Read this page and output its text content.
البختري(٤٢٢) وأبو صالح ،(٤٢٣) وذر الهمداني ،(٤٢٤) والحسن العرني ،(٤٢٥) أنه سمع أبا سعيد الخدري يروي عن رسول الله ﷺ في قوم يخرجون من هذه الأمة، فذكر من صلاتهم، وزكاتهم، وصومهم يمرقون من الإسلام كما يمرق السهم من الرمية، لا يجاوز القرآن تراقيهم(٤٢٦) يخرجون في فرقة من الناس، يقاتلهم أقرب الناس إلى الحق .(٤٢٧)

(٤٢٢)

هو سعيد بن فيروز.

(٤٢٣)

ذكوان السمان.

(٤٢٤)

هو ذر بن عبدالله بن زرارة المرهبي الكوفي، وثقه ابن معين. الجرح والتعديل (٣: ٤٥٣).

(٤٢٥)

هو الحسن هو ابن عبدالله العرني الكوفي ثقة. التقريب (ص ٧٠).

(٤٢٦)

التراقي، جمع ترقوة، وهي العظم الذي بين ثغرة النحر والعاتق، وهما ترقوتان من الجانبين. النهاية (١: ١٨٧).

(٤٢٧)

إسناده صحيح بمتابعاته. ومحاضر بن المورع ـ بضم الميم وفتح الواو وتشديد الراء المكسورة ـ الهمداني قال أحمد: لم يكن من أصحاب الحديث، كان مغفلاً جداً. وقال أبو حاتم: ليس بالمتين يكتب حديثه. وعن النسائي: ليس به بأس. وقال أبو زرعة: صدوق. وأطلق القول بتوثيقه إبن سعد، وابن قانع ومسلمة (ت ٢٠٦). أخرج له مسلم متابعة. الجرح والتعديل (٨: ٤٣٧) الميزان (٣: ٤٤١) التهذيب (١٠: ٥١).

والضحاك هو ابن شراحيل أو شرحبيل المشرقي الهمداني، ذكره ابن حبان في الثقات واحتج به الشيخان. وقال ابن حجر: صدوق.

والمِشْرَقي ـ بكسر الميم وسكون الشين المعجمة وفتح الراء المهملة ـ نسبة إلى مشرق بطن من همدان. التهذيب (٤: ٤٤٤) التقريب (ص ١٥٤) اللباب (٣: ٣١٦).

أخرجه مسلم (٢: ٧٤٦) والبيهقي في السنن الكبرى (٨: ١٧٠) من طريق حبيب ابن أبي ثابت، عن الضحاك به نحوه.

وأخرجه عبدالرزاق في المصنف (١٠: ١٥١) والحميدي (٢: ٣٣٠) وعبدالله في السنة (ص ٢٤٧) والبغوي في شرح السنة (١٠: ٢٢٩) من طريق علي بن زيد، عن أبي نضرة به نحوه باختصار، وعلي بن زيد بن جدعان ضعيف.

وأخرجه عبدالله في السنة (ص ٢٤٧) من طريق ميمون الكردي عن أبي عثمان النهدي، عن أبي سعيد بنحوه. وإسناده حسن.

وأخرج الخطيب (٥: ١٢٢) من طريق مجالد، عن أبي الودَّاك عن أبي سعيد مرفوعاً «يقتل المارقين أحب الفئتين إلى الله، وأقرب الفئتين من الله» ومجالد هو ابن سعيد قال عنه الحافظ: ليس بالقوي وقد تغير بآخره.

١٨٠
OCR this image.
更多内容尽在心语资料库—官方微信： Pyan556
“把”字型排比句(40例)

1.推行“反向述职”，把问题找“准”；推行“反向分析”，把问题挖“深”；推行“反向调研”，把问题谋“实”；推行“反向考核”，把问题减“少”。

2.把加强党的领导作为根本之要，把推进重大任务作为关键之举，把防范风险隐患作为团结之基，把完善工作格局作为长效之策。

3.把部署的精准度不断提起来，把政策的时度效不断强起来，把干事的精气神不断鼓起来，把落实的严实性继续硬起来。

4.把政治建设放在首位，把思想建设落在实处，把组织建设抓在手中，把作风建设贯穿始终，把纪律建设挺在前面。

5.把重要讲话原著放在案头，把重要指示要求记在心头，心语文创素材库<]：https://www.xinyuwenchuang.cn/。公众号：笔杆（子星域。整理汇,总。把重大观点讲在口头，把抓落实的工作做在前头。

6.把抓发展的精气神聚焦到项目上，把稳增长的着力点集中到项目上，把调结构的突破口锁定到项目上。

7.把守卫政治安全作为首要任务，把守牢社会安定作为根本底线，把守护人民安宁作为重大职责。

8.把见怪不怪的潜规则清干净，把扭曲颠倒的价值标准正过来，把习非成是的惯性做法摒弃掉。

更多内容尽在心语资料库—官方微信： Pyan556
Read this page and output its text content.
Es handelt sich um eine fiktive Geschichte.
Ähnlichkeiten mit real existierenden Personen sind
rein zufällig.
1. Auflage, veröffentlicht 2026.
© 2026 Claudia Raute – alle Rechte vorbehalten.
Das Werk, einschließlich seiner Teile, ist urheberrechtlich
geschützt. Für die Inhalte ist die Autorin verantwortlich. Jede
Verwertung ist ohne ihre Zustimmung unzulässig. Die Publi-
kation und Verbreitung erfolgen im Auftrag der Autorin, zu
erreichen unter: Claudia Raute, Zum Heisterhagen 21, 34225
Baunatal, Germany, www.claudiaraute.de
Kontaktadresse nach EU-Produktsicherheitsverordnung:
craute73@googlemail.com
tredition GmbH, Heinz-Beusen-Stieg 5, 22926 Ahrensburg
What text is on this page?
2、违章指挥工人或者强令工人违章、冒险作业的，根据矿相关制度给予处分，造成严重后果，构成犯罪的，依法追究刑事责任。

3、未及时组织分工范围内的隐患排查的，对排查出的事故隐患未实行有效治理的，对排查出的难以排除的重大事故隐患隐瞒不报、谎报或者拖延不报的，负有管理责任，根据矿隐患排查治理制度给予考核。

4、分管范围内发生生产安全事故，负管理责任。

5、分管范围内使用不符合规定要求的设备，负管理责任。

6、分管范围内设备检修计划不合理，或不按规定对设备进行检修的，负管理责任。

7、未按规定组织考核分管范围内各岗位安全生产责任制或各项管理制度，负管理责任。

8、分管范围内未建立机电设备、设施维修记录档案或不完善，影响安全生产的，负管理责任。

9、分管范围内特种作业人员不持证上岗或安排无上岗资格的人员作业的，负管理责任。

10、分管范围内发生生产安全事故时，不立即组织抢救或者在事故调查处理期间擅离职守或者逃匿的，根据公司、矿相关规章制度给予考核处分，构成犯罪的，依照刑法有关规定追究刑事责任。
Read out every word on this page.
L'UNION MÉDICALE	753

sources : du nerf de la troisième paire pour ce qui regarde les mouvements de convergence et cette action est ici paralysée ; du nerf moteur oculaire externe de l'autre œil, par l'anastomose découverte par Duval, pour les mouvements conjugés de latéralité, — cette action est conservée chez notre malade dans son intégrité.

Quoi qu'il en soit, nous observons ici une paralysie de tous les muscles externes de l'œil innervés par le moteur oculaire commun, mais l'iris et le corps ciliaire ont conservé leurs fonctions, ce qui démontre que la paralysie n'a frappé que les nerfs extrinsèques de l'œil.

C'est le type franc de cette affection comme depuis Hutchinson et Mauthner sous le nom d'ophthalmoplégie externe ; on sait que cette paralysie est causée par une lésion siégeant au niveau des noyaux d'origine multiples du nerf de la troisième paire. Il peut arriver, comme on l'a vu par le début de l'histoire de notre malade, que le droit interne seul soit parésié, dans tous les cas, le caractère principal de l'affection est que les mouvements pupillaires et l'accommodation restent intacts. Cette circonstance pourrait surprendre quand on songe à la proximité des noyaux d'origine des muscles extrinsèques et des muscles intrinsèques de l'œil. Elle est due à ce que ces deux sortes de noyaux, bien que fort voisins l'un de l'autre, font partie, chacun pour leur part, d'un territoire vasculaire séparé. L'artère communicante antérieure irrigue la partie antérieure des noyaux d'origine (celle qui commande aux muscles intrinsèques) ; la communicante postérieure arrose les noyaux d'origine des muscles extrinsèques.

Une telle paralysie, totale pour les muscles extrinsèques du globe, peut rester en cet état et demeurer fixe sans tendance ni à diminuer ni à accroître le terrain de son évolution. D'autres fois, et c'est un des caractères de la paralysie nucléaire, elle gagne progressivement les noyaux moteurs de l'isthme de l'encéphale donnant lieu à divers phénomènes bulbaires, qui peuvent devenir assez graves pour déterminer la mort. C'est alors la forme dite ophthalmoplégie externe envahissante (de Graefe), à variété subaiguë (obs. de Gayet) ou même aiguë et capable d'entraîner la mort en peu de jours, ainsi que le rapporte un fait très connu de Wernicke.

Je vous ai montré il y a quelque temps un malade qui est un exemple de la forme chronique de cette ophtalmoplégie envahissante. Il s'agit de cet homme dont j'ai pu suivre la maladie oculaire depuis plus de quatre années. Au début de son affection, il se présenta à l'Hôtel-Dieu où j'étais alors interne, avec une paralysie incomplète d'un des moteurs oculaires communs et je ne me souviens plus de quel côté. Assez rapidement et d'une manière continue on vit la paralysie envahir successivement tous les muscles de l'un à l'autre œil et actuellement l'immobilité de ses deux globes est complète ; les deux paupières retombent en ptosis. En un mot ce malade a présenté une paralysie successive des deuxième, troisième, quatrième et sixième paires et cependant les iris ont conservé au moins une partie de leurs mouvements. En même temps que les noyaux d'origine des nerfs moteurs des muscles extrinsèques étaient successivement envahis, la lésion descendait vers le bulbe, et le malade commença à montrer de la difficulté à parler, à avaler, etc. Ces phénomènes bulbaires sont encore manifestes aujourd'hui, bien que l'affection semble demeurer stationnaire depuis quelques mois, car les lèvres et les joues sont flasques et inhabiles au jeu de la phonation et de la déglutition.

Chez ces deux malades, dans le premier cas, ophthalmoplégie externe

* _TASK TO COMPLETE_: Only a number is needed: how many lines of the material above contain "الهمداني"?

* _SOLUTION TO THE PROBLEM_: 3